# Start of PASSAGE SHOWN

Despite an initial lackluster box-office release, Thunder Road later became a cult film and a staple of drive-in movie theaters in the Southern United States from its release and into the 1980s. Additionally, the film became further embedded in popular culture when its name was used as the title of a song by Bruce Springsteen, having been inspired by the poster of the film and having served as an inspiration for later released "bootlegger films" such as Moonrunners, Smokey and the Bandit, and Moonshine Highway.

==Plot==
In Rillow Valley, Tennessee, Lucas "Luke" Doolin works in the family moonshine business, running illegal liquor his father distills to clandestine distribution points throughout the South in his hot rod. However, Lucas has more problems than evading government "revenuers".

Both a hothead and a fatalist, he is concerned that his teen-aged younger brother Robin, who is also his mechanic, will be tempted into following in his footsteps. An aggressive urban gangster, Carl Kogan is trying to gain control of the independent local moonshine producers and their distribution points. Dead shiners strewn along Thunder Road prove he is willing to kill anyone who stands in his way. Determined Treasury agent Troy Barrett is drawn in to stop the bloodshed, and its cause.

Barrett's attempt to engage Lucas are thrown right back in his face. The stakes rise when an attempt by Kogan to kill Lucas results in the deaths of another moonshine driver, Jed Moultrie, and Treasury Agent Mike Williams mistaken for him and one of Barrett's men.

Still, Lucas does not back off, a stubbornness and strike-first hostility attributed by townsfolk to a "machine-gunner's mentality" they feel he brought home from the Korean War, which pervades his every doing. Only with nightclub singer Francie Wymore can he drop his guard, as far as he is able. At the same time, he steadfastly resists the attentions of the belle of the mountain girls, innocent Roxanna Ledbetter, who has a crush on him and fears for his life.

# End of PASSAGE SHOWN
# Start of MATERIAL SUPPLIED

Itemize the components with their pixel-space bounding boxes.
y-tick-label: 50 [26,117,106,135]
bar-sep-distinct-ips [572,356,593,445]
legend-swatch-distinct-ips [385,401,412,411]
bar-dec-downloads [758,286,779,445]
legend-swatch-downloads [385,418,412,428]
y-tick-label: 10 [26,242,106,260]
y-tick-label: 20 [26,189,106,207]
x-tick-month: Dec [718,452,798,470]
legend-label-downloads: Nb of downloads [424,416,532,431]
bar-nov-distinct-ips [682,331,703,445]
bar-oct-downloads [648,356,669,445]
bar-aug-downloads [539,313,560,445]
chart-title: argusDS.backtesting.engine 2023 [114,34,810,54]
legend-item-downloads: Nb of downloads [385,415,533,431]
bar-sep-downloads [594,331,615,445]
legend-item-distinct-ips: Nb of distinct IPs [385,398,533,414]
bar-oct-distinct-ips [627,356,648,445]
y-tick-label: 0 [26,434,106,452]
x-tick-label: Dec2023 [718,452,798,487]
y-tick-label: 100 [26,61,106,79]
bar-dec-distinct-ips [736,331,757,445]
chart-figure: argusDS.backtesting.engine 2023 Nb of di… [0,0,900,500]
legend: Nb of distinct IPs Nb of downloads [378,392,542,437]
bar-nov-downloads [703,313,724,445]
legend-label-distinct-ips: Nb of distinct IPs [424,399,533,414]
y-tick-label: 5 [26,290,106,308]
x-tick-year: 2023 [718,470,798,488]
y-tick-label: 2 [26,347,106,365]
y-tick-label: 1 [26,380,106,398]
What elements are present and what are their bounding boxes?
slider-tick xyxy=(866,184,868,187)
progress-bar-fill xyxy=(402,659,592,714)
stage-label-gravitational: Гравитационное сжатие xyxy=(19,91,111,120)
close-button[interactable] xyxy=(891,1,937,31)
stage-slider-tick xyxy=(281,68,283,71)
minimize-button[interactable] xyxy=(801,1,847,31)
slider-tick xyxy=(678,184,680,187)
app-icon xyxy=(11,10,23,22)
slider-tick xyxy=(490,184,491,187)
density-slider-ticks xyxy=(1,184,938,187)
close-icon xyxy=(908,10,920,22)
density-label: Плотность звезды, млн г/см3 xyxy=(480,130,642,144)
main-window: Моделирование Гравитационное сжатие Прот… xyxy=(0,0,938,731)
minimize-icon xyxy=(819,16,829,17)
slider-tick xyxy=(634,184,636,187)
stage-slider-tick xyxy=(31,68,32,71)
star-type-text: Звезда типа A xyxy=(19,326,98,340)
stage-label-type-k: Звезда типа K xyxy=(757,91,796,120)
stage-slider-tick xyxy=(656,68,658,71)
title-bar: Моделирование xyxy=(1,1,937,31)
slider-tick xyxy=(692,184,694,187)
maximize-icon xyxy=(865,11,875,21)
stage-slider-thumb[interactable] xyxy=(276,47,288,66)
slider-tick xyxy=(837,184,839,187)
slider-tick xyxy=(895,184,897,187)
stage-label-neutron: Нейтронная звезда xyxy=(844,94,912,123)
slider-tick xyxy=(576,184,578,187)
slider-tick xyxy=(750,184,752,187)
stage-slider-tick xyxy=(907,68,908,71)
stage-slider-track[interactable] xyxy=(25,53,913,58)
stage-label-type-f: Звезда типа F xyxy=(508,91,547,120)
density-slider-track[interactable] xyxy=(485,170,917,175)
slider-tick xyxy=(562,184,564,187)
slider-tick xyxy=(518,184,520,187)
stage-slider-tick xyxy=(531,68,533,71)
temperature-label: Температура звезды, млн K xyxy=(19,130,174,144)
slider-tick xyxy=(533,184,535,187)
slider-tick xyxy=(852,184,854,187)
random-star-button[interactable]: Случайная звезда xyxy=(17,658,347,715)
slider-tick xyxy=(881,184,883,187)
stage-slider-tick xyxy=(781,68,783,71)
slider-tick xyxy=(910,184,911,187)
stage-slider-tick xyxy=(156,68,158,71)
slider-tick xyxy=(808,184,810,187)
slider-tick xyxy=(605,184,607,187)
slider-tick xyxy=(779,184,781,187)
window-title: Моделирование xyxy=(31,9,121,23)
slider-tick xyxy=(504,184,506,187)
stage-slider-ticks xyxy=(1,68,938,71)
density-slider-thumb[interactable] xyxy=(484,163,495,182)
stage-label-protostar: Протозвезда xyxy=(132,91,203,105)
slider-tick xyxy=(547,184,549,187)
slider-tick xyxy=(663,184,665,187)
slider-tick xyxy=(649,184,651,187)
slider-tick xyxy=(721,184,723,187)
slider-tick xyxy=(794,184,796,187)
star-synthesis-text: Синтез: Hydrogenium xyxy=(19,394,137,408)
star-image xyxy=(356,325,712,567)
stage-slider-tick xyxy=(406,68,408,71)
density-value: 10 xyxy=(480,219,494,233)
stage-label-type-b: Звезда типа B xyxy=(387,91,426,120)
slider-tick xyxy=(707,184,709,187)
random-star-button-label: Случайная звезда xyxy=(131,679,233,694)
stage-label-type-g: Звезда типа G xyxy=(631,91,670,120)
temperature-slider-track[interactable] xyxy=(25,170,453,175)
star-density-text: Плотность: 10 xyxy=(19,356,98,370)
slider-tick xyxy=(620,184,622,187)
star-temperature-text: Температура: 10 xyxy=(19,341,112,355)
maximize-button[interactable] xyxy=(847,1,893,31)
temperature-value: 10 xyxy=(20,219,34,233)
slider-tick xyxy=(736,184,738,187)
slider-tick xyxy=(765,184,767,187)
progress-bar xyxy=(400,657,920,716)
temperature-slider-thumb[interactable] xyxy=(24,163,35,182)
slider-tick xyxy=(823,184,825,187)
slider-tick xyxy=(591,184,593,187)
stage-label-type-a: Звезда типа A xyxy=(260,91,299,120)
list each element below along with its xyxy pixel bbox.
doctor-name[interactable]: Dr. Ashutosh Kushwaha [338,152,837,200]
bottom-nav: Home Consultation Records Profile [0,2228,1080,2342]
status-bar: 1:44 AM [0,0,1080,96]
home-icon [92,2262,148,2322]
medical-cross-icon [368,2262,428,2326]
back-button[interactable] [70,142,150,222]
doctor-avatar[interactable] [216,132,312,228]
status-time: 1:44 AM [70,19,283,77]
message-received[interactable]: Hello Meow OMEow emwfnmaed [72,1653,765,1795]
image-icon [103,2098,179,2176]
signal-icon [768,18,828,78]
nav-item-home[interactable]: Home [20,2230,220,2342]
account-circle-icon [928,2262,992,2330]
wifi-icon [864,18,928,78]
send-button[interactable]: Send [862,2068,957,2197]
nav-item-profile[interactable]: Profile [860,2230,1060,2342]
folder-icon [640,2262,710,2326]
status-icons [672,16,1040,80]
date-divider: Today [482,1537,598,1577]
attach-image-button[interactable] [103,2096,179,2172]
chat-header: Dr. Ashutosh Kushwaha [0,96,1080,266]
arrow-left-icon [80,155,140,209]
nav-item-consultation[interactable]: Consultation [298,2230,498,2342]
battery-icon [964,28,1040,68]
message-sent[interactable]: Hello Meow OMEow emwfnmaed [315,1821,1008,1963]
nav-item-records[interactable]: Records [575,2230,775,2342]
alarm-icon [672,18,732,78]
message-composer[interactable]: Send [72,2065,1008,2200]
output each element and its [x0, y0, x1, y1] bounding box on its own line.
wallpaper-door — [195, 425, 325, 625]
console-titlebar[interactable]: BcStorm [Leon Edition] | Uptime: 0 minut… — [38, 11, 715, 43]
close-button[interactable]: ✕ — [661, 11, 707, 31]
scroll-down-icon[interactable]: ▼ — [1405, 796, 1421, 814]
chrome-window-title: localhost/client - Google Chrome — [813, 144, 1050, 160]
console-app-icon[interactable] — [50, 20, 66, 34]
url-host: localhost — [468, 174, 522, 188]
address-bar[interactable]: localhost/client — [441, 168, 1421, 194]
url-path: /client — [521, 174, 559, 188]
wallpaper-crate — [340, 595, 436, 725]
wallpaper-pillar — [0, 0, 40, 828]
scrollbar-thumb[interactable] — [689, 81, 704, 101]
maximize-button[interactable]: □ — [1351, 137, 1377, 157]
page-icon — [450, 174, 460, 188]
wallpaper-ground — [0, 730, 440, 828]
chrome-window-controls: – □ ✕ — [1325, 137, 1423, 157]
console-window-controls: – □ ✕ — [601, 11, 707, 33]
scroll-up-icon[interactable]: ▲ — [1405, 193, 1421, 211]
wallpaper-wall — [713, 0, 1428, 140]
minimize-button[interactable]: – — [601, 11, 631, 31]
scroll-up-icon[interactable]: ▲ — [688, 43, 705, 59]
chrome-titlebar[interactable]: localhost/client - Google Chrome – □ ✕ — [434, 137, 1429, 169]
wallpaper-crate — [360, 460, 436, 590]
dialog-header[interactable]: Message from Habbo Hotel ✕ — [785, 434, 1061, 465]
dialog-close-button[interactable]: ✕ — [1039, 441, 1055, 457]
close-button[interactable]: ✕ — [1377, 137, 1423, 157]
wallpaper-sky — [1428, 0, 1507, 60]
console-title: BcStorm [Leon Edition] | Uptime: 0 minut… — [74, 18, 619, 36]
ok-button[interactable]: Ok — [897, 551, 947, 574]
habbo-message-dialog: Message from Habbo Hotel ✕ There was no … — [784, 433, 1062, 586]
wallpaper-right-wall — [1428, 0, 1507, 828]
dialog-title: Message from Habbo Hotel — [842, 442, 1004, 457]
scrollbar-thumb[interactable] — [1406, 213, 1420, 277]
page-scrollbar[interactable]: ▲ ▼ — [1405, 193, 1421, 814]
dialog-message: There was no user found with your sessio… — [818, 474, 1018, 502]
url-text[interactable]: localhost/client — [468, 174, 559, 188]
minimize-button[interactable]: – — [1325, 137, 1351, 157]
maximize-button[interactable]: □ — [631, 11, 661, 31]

# End of MATERIAL SUPPLIED

> TASK SET
1. Rewrite the part of the Thunder Road plot summary that opens with the words containing "Barrett's attempt to" and closes with "for his life.", swapping "Korean War" for "Second World War".
2. Check each statement against the Thunder Road text and answer yes or no, quoting the words that decide it: (a) Robin works as Lucas's mechanic. (b) Thunder Road did well at the box office when it first came out. (c) Roxanna Ledbetter is a nightclub singer.
3. Carry the Thunder Road plot summary forward from its last sentence.

> SOLVED PROBLEMS
1.
Barrett's attempt to engage Lucas are thrown right back in his face. The stakes rise when an attempt by Kogan to kill Lucas results in the deaths of another moonshine driver, Jed Moultrie, and Treasury Agent Mike Williams mistaken for him and one of Barrett's men.

Still, Lucas does not back off, a stubbornness and strike-first hostility attributed by townsfolk to a "machine-gunner's mentality" they feel he brought home from the Second World War, which pervades his every doing. Only with nightclub singer Francie Wymore can he drop his guard, as far as he is able. At the same time, he steadfastly resists the attentions of the belle of the mountain girls, innocent Roxanna Ledbetter, who has a crush on him and fears for his life.

2.
(a) Yes: "his teen-aged younger brother Robin, who is also his mechanic"
(b) No: "Despite an initial lackluster box-office release"
(c) No: "Only with nightclub singer Francie Wymore can he drop his guard" and "innocent Roxanna Ledbetter, who has a crush on him and fears for his life"

3.
When a series of government raids destroy local moonshiners' hidden stills, Lucas's father and the others shut down production "for a spell" to let the government deal with Kogan in its own time. In spite of this, Lucas is forced by circumstances and his own code of honor to make one final run of his dad's shine.

Kogan's men successfully trick Robin into agreeing to drive for them, infuriating Lucas, who sends Robin home on the bus. Barrett tries to enlist Robin's help in convincing Lucas it's Kogan his Bureau is after, not his brother, but is rebuffed. In the exchange Barrett reveals Lucas never left the States in the Army and implies he may have spent his hitch in its stockade instead, explaining his pent-up anger and seeming death wish.

After Lucas meets with Francie and forebodingly gives her a large sum of money to hold for him, he calls Kogan to let him know he is coming to kill him for trying to set up his brother. Meanwhile, Roxanna spills all she knows about Lucas's intended final moonshine run – for now, anyway, till things sort out – to agent Barrett's wife when she can't contact Barrett directly. He deploys a sweeping dragnet of Bureau men and state police in an attempt to intercept Lucas before he gets caught, or killed, in Kogan's trap.

Kogan sends his top henchman after Lucas just before Barrett and his officers arrive and arrest Kogan for murder. Lucas turns the tables on Kogan's driver and runs him off the road. Kogan's men then set spike strips to blow out Lucas's tires, which send his car careening down an embankment into an arcing electrical transformer. Barrett arrives too late to help with anything.

As a snake of headlights winds up the lonely mountain road back home, Robin and Roxanna stand alone in silence. The same cortege of mourners bring their own back home as when a local boy was taken out by Kogan's men early in the conflict. As the glows draw closer Robin and Roxanne approach one another slowly. Without a word they clasp hands and walk away together into the dark.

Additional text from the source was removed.